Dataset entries
--- START ---

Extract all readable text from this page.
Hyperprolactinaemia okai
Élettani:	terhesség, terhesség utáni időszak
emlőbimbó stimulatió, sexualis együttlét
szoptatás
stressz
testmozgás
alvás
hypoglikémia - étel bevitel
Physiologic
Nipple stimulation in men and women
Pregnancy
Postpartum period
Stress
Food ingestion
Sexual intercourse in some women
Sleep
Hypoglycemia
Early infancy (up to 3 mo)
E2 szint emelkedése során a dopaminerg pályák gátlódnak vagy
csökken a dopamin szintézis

--- END ---

All records above must be set down exactly, please.

Extract all readable text from this page.
Hyperprolactinaemia okai
Élettani:	terhesség, terhesség utáni időszak
emlőbimbó stimulatió, sexualis együttlét
szoptatás
stressz
testmozgás
alvás
hypoglikémia - étel bevitel
Physiologic
Nipple stimulation in men and women
Pregnancy
Postpartum period
Stress
Food ingestion
Sexual intercourse in some women
Sleep
Hypoglycemia
Early infancy (up to 3 mo)
E2 szint emelkedése során a dopaminerg pályák gátlódnak vagy
csökken a dopamin szintézis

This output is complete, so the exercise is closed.